WHAT YOU SHOULD DO => Search the material for the string "COLOMBIA" and copy each line where it occurs.

+++

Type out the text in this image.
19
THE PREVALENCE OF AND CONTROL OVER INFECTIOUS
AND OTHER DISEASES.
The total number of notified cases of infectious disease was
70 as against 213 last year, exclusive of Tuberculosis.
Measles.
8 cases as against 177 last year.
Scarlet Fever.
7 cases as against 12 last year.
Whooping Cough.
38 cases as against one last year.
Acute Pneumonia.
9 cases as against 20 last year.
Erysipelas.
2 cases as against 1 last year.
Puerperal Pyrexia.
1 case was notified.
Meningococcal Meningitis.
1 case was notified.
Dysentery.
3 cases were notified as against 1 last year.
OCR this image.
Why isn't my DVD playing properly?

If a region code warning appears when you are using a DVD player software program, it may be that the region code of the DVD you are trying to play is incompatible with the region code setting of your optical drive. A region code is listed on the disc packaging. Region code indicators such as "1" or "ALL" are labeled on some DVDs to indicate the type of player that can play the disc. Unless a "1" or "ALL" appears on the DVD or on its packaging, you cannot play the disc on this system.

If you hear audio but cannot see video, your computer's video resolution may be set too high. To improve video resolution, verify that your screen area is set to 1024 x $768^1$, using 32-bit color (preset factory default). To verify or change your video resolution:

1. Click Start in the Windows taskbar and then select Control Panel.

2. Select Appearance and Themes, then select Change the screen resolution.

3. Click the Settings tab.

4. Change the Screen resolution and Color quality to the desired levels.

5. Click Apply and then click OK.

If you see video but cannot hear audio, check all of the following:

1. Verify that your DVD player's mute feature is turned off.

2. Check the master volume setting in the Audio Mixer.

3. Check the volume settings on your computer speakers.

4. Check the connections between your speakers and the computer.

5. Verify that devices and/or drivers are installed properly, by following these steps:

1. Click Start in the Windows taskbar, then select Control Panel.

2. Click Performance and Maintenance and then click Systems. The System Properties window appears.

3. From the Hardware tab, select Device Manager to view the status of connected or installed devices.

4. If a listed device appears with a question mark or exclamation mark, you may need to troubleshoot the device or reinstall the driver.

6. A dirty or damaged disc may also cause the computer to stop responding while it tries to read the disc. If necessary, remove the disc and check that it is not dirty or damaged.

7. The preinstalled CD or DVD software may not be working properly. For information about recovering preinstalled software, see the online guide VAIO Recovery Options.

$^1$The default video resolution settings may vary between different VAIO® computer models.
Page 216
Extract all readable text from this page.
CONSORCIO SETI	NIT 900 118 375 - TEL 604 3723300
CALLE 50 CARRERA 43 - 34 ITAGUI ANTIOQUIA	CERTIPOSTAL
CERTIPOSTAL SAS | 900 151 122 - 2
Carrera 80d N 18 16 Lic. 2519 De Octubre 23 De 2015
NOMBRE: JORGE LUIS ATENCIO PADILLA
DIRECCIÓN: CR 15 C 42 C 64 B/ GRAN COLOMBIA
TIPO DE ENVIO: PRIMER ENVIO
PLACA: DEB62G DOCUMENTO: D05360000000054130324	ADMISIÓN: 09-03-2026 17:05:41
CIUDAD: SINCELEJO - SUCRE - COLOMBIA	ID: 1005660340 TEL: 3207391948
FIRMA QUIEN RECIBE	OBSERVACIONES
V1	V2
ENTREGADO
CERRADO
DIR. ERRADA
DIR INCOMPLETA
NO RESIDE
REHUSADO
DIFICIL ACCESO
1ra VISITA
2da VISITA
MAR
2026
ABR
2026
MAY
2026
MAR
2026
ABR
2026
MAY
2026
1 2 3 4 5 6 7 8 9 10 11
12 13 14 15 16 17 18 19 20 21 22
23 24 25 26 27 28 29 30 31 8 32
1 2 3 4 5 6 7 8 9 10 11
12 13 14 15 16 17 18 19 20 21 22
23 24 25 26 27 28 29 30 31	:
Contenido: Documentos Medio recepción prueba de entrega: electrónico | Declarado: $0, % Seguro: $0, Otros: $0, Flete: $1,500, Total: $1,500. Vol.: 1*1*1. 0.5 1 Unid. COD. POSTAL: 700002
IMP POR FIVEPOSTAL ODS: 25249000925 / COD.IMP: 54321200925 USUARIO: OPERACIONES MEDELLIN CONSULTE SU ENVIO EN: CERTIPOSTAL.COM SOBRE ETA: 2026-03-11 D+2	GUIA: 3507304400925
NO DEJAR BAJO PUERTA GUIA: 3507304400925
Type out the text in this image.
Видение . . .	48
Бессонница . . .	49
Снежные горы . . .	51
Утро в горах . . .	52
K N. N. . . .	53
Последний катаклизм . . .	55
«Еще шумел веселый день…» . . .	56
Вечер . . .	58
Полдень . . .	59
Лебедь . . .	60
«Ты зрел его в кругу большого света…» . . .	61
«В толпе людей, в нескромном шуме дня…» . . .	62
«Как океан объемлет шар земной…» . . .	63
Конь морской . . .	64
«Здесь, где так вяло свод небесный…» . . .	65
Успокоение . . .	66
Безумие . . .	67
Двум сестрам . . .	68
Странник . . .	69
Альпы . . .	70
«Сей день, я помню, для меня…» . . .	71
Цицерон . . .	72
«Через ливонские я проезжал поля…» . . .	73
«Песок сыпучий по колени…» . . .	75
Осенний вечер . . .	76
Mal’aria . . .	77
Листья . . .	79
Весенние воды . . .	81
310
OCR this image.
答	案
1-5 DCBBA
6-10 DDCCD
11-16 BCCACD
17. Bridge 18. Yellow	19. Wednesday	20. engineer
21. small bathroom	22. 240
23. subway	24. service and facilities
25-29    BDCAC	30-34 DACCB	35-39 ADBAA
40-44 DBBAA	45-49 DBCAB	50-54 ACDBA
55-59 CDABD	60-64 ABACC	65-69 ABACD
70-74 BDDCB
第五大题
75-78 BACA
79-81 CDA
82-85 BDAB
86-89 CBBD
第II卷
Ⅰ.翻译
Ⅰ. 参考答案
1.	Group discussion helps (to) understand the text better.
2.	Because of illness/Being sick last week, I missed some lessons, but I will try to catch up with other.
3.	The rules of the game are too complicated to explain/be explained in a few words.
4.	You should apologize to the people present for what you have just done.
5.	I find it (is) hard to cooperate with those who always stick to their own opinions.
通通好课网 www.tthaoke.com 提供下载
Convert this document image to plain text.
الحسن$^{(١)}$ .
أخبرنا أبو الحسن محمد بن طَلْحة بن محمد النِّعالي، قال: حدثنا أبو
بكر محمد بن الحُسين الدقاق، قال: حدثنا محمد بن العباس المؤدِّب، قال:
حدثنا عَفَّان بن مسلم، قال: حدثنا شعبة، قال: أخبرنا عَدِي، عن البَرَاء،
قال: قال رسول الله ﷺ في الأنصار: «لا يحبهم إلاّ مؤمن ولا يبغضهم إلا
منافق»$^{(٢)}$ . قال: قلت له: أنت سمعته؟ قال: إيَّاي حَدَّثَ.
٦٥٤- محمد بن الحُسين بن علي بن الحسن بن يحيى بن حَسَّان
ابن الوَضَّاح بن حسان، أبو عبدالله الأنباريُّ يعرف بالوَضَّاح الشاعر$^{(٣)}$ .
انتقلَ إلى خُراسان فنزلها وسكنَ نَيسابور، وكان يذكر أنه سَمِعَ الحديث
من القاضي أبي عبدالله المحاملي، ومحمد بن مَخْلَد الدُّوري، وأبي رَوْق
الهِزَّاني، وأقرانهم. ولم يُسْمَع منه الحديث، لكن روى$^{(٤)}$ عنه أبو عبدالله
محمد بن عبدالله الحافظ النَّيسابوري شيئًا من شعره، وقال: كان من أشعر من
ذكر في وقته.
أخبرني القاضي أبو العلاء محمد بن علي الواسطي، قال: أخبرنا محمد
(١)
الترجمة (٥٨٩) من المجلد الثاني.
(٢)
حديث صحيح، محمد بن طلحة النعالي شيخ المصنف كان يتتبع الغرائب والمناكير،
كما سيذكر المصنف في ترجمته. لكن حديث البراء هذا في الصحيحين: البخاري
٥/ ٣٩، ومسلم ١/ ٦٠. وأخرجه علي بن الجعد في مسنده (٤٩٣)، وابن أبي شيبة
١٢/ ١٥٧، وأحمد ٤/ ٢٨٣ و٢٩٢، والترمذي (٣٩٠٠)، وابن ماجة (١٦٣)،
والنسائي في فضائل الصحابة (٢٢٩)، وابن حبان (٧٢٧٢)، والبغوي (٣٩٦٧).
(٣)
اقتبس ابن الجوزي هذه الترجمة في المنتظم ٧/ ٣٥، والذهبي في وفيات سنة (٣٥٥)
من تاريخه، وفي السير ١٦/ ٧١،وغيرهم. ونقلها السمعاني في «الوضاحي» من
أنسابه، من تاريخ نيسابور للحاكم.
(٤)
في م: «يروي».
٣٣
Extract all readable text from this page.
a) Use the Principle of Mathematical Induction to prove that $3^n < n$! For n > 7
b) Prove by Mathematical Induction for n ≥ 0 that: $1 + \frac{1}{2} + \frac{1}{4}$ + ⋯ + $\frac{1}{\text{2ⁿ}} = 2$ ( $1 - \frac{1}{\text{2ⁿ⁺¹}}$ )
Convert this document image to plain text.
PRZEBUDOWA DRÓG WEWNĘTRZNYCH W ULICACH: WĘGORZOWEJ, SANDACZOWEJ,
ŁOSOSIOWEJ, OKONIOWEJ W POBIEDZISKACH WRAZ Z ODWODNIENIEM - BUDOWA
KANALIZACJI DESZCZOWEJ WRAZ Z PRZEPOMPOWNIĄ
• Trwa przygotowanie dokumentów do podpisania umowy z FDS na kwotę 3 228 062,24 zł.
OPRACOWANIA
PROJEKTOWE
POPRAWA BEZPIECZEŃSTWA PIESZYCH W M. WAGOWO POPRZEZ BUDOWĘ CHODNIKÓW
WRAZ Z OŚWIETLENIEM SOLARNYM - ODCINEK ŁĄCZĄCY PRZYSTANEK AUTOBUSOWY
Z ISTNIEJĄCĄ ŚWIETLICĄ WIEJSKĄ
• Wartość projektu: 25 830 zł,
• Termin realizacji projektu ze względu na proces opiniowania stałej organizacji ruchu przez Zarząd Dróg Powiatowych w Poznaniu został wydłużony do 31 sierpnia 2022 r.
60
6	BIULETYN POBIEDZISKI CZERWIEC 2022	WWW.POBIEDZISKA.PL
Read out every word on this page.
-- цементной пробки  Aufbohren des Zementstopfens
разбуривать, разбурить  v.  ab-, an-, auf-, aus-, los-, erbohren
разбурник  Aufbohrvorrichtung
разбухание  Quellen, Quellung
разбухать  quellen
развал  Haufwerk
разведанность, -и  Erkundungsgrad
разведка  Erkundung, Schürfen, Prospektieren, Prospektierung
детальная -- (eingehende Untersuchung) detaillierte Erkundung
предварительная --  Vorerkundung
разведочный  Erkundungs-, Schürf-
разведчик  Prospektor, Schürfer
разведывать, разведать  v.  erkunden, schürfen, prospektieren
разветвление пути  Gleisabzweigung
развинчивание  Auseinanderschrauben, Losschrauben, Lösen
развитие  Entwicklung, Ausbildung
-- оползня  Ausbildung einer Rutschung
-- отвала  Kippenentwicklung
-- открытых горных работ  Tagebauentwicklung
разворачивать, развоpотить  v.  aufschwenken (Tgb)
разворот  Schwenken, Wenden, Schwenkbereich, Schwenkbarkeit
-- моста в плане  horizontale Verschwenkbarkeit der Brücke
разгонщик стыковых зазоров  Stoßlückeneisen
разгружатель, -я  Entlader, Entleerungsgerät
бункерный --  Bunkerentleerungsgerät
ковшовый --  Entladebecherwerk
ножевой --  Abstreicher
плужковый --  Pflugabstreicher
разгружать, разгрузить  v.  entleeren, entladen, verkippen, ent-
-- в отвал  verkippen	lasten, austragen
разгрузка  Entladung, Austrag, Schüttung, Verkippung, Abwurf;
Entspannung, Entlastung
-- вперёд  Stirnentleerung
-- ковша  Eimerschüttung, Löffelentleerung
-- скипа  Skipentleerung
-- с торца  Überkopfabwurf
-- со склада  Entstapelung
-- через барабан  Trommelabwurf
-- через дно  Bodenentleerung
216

+++

WRITTEN SOLUTION =>
DIRECCIÓN: CR 15 C 42 C 64 B/ GRAN COLOMBIA
CIUDAD: SINCELEJO - SUCRE - COLOMBIA	ID: 1005660340 TEL: 3207391948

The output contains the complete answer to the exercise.